DATA FOR REVIEW
····················

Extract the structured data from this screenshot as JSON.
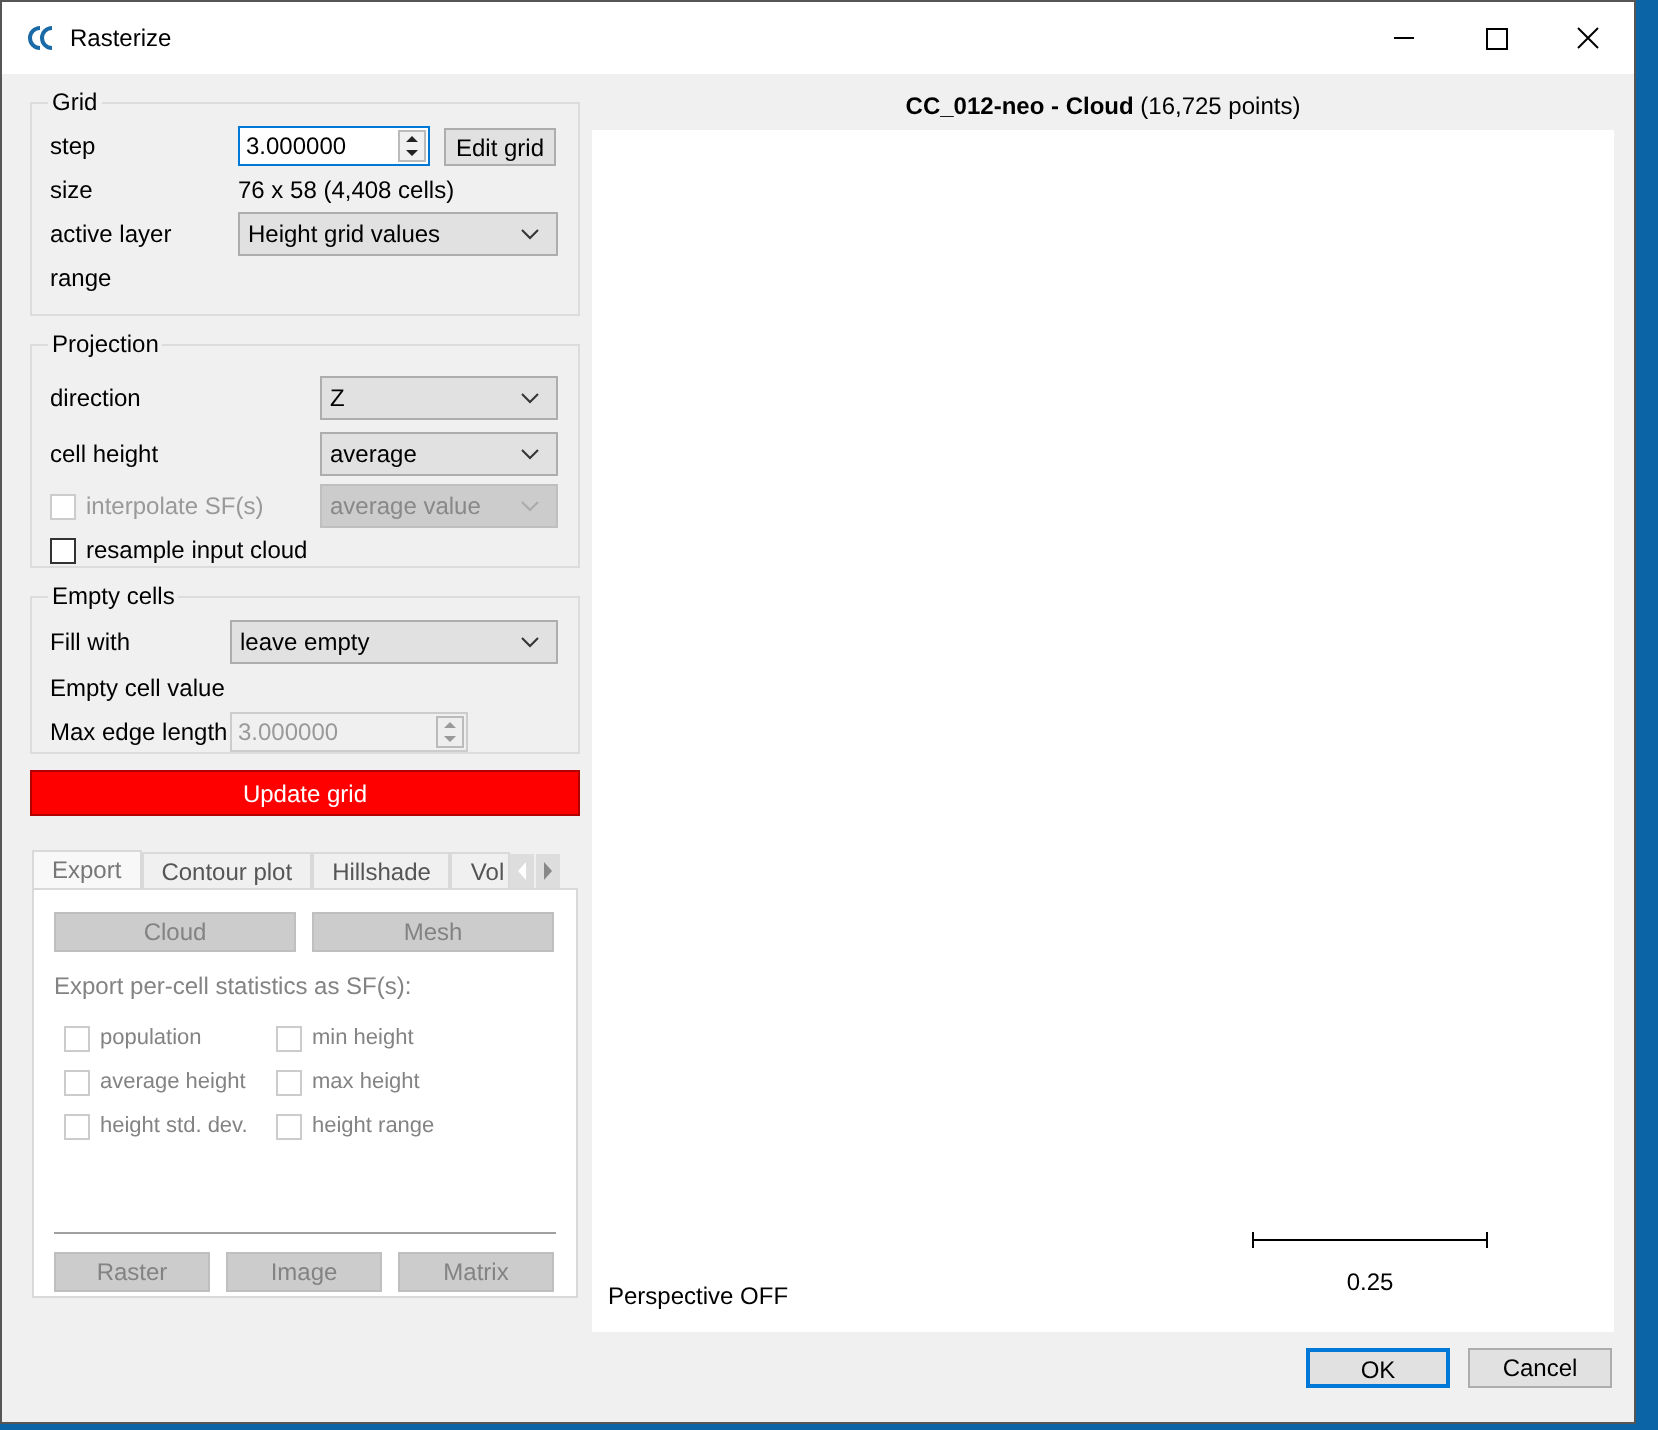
{
  "window": {
    "title": "Rasterize"
  },
  "grid": {
    "title": "Grid",
    "step": {
      "label": "step",
      "value": "3.000000"
    },
    "edit_button": "Edit grid",
    "size": {
      "label": "size",
      "value": "76 x 58 (4,408 cells)"
    },
    "active_layer": {
      "label": "active layer",
      "value": "Height grid values"
    },
    "range": {
      "label": "range"
    }
  },
  "projection": {
    "title": "Projection",
    "direction": {
      "label": "direction",
      "value": "Z"
    },
    "cell_height": {
      "label": "cell height",
      "value": "average"
    },
    "interpolate": {
      "label": "interpolate SF(s)",
      "checked": false,
      "disabled": true,
      "value": "average value"
    },
    "resample": {
      "label": "resample input cloud",
      "checked": false,
      "disabled": false
    }
  },
  "empty_cells": {
    "title": "Empty cells",
    "fill_with": {
      "label": "Fill with",
      "value": "leave empty"
    },
    "empty_cell_value": {
      "label": "Empty cell value"
    },
    "max_edge_length": {
      "label": "Max edge length",
      "value": "3.000000",
      "disabled": true
    }
  },
  "update_button": {
    "label": "Update grid"
  },
  "tabs": [
    {
      "label": "Export",
      "selected": true
    },
    {
      "label": "Contour plot",
      "selected": false
    },
    {
      "label": "Hillshade",
      "selected": false
    },
    {
      "label": "Vol",
      "selected": false
    }
  ],
  "export": {
    "buttons": [
      "Cloud",
      "Mesh"
    ],
    "stats_label": "Export per-cell statistics as SF(s):",
    "checkboxes": [
      {
        "label": "population",
        "checked": false,
        "disabled": true
      },
      {
        "label": "min height",
        "checked": false,
        "disabled": true
      },
      {
        "label": "average height",
        "checked": false,
        "disabled": true
      },
      {
        "label": "max height",
        "checked": false,
        "disabled": true
      },
      {
        "label": "height std. dev.",
        "checked": false,
        "disabled": true
      },
      {
        "label": "height range",
        "checked": false,
        "disabled": true
      }
    ],
    "bottom_buttons": [
      "Raster",
      "Image",
      "Matrix"
    ]
  },
  "viewer": {
    "title": "**CC_012-neo - Cloud** (16,725 points)",
    "scale_label": "0.25",
    "perspective": "Perspective OFF"
  },
  "dialog_buttons": [
    {
      "label": "OK",
      "default": true
    },
    {
      "label": "Cancel",
      "default": false
    }
  ]
}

····················

Return every line from the entries above that includes the word "range".

    "range": {
      "label": "range"
        "label": "height range",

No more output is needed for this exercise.